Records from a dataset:
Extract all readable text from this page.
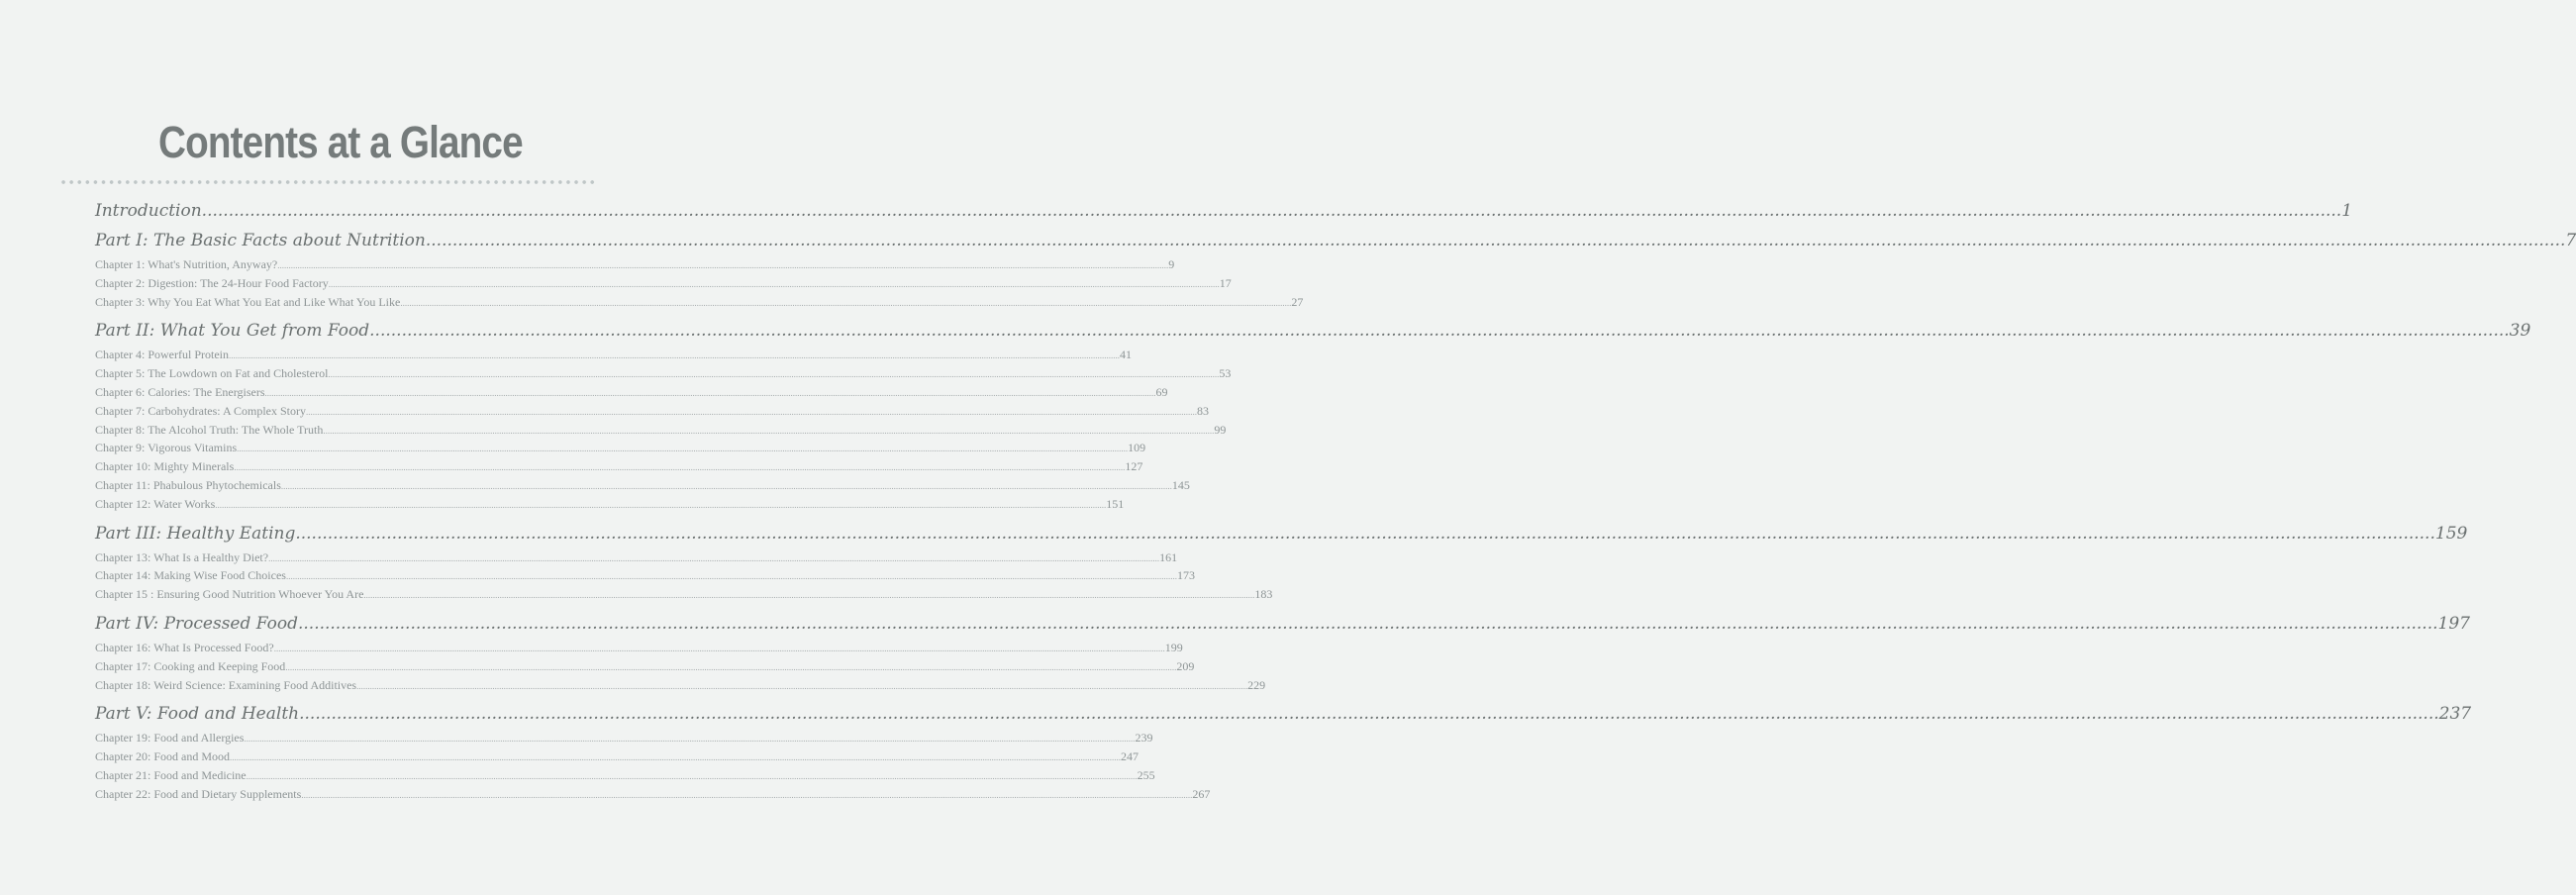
Contents at a Glance
Introduction ................................................................................................................................................................................................................................................................................................................................................................................................................ 1
Part I: The Basic Facts about Nutrition ................................................................................................................................................................................................................................................................................................................................................................................................................ 7
Chapter 1: What's Nutrition, Anyway? ................................................................................................................................................................................................................................................................................................................................................................................................................ 9
Chapter 2: Digestion: The 24-Hour Food Factory ................................................................................................................................................................................................................................................................................................................................................................................................................ 17
Chapter 3: Why You Eat What You Eat and Like What You Like ................................................................................................................................................................................................................................................................................................................................................................................................................ 27
Part II: What You Get from Food ................................................................................................................................................................................................................................................................................................................................................................................................................ 39
Chapter 4: Powerful Protein ................................................................................................................................................................................................................................................................................................................................................................................................................ 41
Chapter 5: The Lowdown on Fat and Cholesterol ................................................................................................................................................................................................................................................................................................................................................................................................................ 53
Chapter 6: Calories: The Energisers ................................................................................................................................................................................................................................................................................................................................................................................................................ 69
Chapter 7: Carbohydrates: A Complex Story ................................................................................................................................................................................................................................................................................................................................................................................................................ 83
Chapter 8: The Alcohol Truth: The Whole Truth ................................................................................................................................................................................................................................................................................................................................................................................................................ 99
Chapter 9: Vigorous Vitamins ................................................................................................................................................................................................................................................................................................................................................................................................................ 109
Chapter 10: Mighty Minerals ................................................................................................................................................................................................................................................................................................................................................................................................................ 127
Chapter 11: Phabulous Phytochemicals ................................................................................................................................................................................................................................................................................................................................................................................................................ 145
Chapter 12: Water Works ................................................................................................................................................................................................................................................................................................................................................................................................................ 151
Part III: Healthy Eating ................................................................................................................................................................................................................................................................................................................................................................................................................ 159
Chapter 13: What Is a Healthy Diet? ................................................................................................................................................................................................................................................................................................................................................................................................................ 161
Chapter 14: Making Wise Food Choices ................................................................................................................................................................................................................................................................................................................................................................................................................ 173
Chapter 15 : Ensuring Good Nutrition Whoever You Are ................................................................................................................................................................................................................................................................................................................................................................................................................ 183
Part IV: Processed Food ................................................................................................................................................................................................................................................................................................................................................................................................................ 197
Chapter 16: What Is Processed Food? ................................................................................................................................................................................................................................................................................................................................................................................................................ 199
Chapter 17: Cooking and Keeping Food ................................................................................................................................................................................................................................................................................................................................................................................................................ 209
Chapter 18: Weird Science: Examining Food Additives ................................................................................................................................................................................................................................................................................................................................................................................................................ 229
Part V: Food and Health ................................................................................................................................................................................................................................................................................................................................................................................................................ 237
Chapter 19: Food and Allergies ................................................................................................................................................................................................................................................................................................................................................................................................................ 239
Chapter 20: Food and Mood ................................................................................................................................................................................................................................................................................................................................................................................................................ 247
Chapter 21: Food and Medicine ................................................................................................................................................................................................................................................................................................................................................................................................................ 255
Chapter 22: Food and Dietary Supplements ................................................................................................................................................................................................................................................................................................................................................................................................................ 267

> _What to produce_: Could the data above be repeated exactly, with every picture dropped?

> _Written answer_:
Extract all readable text from this page.
Contents at a Glance
Introduction ................................................................................................................................................................................................................................................................................................................................................................................................................ 1
Part I: The Basic Facts about Nutrition ................................................................................................................................................................................................................................................................................................................................................................................................................ 7
Chapter 1: What's Nutrition, Anyway? ................................................................................................................................................................................................................................................................................................................................................................................................................ 9
Chapter 2: Digestion: The 24-Hour Food Factory ................................................................................................................................................................................................................................................................................................................................................................................................................ 17
Chapter 3: Why You Eat What You Eat and Like What You Like ................................................................................................................................................................................................................................................................................................................................................................................................................ 27
Part II: What You Get from Food ................................................................................................................................................................................................................................................................................................................................................................................................................ 39
Chapter 4: Powerful Protein ................................................................................................................................................................................................................................................................................................................................................................................................................ 41
Chapter 5: The Lowdown on Fat and Cholesterol ................................................................................................................................................................................................................................................................................................................................................................................................................ 53
Chapter 6: Calories: The Energisers ................................................................................................................................................................................................................................................................................................................................................................................................................ 69
Chapter 7: Carbohydrates: A Complex Story ................................................................................................................................................................................................................................................................................................................................................................................................................ 83
Chapter 8: The Alcohol Truth: The Whole Truth ................................................................................................................................................................................................................................................................................................................................................................................................................ 99
Chapter 9: Vigorous Vitamins ................................................................................................................................................................................................................................................................................................................................................................................................................ 109
Chapter 10: Mighty Minerals ................................................................................................................................................................................................................................................................................................................................................................................................................ 127
Chapter 11: Phabulous Phytochemicals ................................................................................................................................................................................................................................................................................................................................................................................................................ 145
Chapter 12: Water Works ................................................................................................................................................................................................................................................................................................................................................................................................................ 151
Part III: Healthy Eating ................................................................................................................................................................................................................................................................................................................................................................................................................ 159
Chapter 13: What Is a Healthy Diet? ................................................................................................................................................................................................................................................................................................................................................................................................................ 161
Chapter 14: Making Wise Food Choices ................................................................................................................................................................................................................................................................................................................................................................................................................ 173
Chapter 15 : Ensuring Good Nutrition Whoever You Are ................................................................................................................................................................................................................................................................................................................................................................................................................ 183
Part IV: Processed Food ................................................................................................................................................................................................................................................................................................................................................................................................................ 197
Chapter 16: What Is Processed Food? ................................................................................................................................................................................................................................................................................................................................................................................................................ 199
Chapter 17: Cooking and Keeping Food ................................................................................................................................................................................................................................................................................................................................................................................................................ 209
Chapter 18: Weird Science: Examining Food Additives ................................................................................................................................................................................................................................................................................................................................................................................................................ 229
Part V: Food and Health ................................................................................................................................................................................................................................................................................................................................................................................................................ 237
Chapter 19: Food and Allergies ................................................................................................................................................................................................................................................................................................................................................................................................................ 239
Chapter 20: Food and Mood ................................................................................................................................................................................................................................................................................................................................................................................................................ 247
Chapter 21: Food and Medicine ................................................................................................................................................................................................................................................................................................................................................................................................................ 255
Chapter 22: Food and Dietary Supplements ................................................................................................................................................................................................................................................................................................................................................................................................................ 267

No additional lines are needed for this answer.